WRITTEN TASK: Pull out every line below that contains the word "label".

[START OF DATA TO PROCESS]

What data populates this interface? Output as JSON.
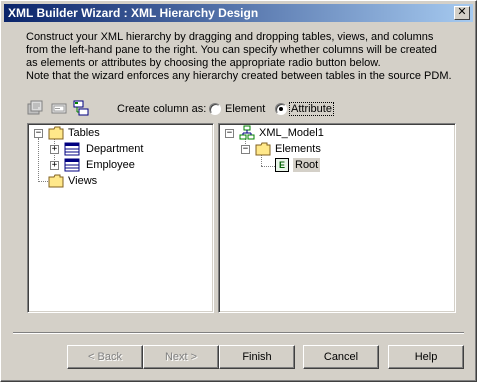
{
  "window": {
    "title": "XML Builder Wizard : XML Hierarchy Design",
    "close_glyph": "✕"
  },
  "intro": {
    "text": "Construct your XML hierarchy by dragging and dropping tables, views, and columns\nfrom the left-hand pane to the right. You can specify whether columns  will be created\nas elements or attributes by choosing the appropriate radio button below.\nNote that the wizard enforces any hierarchy created between tables in the source PDM."
  },
  "toolbar": {
    "icons": [
      "properties-icon",
      "rename-icon",
      "add-element-icon"
    ]
  },
  "create_column": {
    "label": "Create column as:",
    "options": [
      {
        "label": "Element",
        "selected": false
      },
      {
        "label": "Attribute",
        "selected": true
      }
    ]
  },
  "left_tree": {
    "root": "Tables",
    "tables": [
      "Department",
      "Employee"
    ],
    "views": "Views"
  },
  "right_tree": {
    "model": "XML_Model1",
    "elements_folder": "Elements",
    "root_element": "Root",
    "element_badge": "E"
  },
  "buttons": {
    "back": "< Back",
    "next": "Next >",
    "finish": "Finish",
    "cancel": "Cancel",
    "help": "Help"
  }
}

[END OF DATA TO PROCESS]

COMPLETE RESPONSE:
    "label": "Create column as:",
        "label": "Element",
        "label": "Attribute",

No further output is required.